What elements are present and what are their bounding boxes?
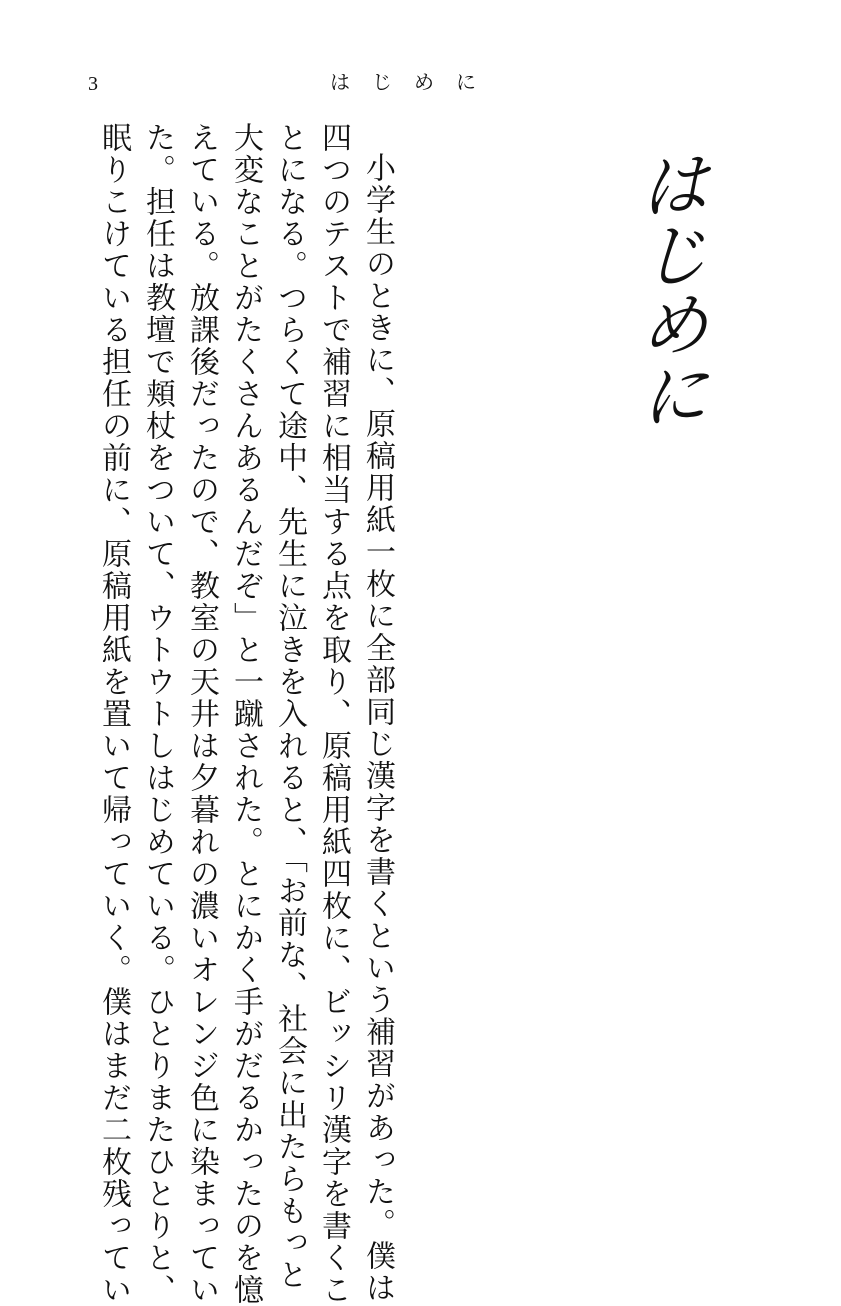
body-line: 四つのテストで補習に相当する点を取り、原稿用紙四枚に、ビッシリ漢字を書くこ	[316, 122, 351, 1306]
body-line: とになる。つらくて途中、先生に泣きを入れると、「お前な、社会に出たらもっと	[272, 122, 307, 1291]
body-line: えている。放課後だったので、教室の天井は夕暮れの濃いオレンジ色に染まってい	[184, 122, 219, 1306]
body-line: 眠りこけている担任の前に、原稿用紙を置いて帰っていく。僕はまだ二枚残ってい	[96, 122, 131, 1306]
page-number: 3	[88, 73, 98, 95]
chapter-title: はじめに	[628, 146, 710, 433]
body-line: 小学生のときに、原稿用紙一枚に全部同じ漢字を書くという補習があった。僕は	[360, 152, 395, 1304]
body-text	[84, 122, 399, 1306]
body-line: た。担任は教壇で頬杖をついて、ウトウトしはじめている。ひとりまたひとりと、	[140, 122, 175, 1306]
body-line: 大変なことがたくさんあるんだぞ」と一蹴された。とにかく手がだるかったのを憶	[228, 122, 263, 1306]
running-title: はじめに	[330, 70, 498, 94]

# Exercise prompt
Reproduce every line of the records above word for word, but leave out the pictures.

# The completed task
What elements are present and what are their bounding boxes?
body-line: 四つのテストで補習に相当する点を取り、原稿用紙四枚に、ビッシリ漢字を書くこ	[316, 122, 351, 1306]
body-line: とになる。つらくて途中、先生に泣きを入れると、「お前な、社会に出たらもっと	[272, 122, 307, 1291]
body-line: えている。放課後だったので、教室の天井は夕暮れの濃いオレンジ色に染まってい	[184, 122, 219, 1306]
body-line: 眠りこけている担任の前に、原稿用紙を置いて帰っていく。僕はまだ二枚残ってい	[96, 122, 131, 1306]
page-number: 3	[88, 73, 98, 95]
chapter-title: はじめに	[628, 146, 710, 433]
body-line: 小学生のときに、原稿用紙一枚に全部同じ漢字を書くという補習があった。僕は	[360, 152, 395, 1304]
body-text	[84, 122, 399, 1306]
body-line: た。担任は教壇で頬杖をついて、ウトウトしはじめている。ひとりまたひとりと、	[140, 122, 175, 1306]
body-line: 大変なことがたくさんあるんだぞ」と一蹴された。とにかく手がだるかったのを憶	[228, 122, 263, 1306]
running-title: はじめに	[330, 70, 498, 94]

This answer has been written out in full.